◆ TASK PROMPT:
Records follow. Pull out every line that contains "Preddefined".

* begin RECORDS TO USE *

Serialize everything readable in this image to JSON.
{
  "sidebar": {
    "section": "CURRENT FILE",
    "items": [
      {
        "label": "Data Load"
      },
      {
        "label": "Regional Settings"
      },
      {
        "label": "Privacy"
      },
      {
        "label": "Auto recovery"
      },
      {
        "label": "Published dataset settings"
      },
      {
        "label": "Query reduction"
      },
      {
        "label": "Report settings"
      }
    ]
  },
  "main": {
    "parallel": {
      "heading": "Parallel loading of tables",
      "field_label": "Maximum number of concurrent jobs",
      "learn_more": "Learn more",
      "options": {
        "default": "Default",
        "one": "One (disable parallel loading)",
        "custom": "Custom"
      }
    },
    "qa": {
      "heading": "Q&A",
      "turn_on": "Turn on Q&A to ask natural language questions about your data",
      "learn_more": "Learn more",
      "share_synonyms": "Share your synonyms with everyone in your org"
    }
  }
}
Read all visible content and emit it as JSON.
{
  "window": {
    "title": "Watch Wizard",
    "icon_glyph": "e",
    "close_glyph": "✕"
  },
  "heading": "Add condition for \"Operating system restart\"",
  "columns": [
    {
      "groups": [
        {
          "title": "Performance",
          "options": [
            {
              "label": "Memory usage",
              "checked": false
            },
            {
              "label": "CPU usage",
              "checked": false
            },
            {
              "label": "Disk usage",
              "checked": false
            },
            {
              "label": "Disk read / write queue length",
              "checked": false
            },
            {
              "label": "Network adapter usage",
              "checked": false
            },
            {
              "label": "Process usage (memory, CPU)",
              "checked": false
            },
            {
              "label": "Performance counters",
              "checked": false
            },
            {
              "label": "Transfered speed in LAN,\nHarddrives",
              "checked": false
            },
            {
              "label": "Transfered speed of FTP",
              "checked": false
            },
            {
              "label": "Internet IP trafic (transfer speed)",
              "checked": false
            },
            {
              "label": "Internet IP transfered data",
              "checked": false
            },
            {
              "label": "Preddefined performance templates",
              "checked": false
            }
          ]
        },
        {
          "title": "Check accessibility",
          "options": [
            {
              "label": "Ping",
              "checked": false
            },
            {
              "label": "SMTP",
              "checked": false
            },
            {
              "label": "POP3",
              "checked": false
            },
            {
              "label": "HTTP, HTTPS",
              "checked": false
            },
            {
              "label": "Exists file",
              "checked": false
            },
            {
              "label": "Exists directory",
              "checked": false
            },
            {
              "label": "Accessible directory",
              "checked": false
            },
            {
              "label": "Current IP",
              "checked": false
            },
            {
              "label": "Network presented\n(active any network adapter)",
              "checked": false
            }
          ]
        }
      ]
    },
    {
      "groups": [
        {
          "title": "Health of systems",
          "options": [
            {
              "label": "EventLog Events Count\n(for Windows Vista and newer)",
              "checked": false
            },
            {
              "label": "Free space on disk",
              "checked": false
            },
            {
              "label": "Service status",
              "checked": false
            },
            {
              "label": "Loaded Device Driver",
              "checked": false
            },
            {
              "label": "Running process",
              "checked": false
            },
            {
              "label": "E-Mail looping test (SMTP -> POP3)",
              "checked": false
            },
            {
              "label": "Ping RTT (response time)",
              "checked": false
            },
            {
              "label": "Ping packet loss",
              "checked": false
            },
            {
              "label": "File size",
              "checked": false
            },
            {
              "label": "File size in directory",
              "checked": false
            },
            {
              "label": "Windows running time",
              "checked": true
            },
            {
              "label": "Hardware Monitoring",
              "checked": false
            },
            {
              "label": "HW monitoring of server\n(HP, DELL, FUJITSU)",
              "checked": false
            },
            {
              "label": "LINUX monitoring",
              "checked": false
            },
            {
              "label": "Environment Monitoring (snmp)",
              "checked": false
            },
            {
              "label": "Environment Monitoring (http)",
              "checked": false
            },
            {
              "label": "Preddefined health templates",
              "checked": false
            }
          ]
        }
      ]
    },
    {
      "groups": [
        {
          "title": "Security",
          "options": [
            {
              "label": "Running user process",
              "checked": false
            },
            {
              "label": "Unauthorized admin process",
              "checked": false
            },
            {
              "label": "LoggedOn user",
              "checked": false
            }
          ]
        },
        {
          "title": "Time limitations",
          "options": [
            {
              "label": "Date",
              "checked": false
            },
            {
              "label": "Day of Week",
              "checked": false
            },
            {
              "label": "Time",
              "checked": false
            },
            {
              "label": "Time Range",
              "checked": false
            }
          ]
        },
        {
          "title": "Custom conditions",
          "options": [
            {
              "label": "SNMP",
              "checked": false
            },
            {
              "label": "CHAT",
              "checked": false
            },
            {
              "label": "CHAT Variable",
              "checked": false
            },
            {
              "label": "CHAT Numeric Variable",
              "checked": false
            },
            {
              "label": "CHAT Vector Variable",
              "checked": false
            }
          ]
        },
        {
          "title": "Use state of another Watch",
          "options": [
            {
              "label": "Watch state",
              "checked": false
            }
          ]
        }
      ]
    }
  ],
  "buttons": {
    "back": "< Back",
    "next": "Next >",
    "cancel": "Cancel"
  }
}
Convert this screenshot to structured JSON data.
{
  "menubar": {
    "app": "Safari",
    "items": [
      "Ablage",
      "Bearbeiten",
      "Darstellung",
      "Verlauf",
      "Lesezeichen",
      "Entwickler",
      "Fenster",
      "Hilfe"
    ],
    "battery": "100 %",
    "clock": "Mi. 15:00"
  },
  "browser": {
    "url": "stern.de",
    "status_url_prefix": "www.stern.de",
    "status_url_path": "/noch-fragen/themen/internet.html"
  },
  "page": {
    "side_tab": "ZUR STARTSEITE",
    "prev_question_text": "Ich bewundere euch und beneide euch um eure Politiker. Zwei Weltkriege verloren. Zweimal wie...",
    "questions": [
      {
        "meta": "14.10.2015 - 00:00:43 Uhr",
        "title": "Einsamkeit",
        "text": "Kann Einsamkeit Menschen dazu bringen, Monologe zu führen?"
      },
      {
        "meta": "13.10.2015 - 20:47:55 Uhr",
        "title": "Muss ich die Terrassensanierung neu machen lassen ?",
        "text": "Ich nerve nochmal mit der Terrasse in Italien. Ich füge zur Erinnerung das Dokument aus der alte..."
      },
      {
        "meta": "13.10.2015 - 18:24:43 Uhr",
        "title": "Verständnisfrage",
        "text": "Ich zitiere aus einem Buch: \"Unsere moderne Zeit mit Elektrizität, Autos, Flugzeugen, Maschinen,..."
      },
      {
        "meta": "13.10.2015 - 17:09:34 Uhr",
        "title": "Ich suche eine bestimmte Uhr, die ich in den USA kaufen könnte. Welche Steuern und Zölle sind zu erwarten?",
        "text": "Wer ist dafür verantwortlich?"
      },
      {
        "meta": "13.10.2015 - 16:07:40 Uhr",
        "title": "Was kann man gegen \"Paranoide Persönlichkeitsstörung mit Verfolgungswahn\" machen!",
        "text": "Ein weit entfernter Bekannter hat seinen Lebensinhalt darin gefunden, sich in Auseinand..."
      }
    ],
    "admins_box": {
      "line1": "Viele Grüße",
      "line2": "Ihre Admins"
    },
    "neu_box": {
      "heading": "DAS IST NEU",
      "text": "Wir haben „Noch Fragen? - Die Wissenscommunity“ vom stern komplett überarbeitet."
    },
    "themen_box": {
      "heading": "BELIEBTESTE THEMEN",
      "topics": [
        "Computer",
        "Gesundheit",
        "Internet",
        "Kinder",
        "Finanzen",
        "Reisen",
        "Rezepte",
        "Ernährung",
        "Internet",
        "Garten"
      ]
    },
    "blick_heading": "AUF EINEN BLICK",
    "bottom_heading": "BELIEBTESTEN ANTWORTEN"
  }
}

* end RECORDS TO USE *

◆ OUTPUT OF THE TASK:
              "label": "Preddefined performance templates",
              "label": "Preddefined health templates",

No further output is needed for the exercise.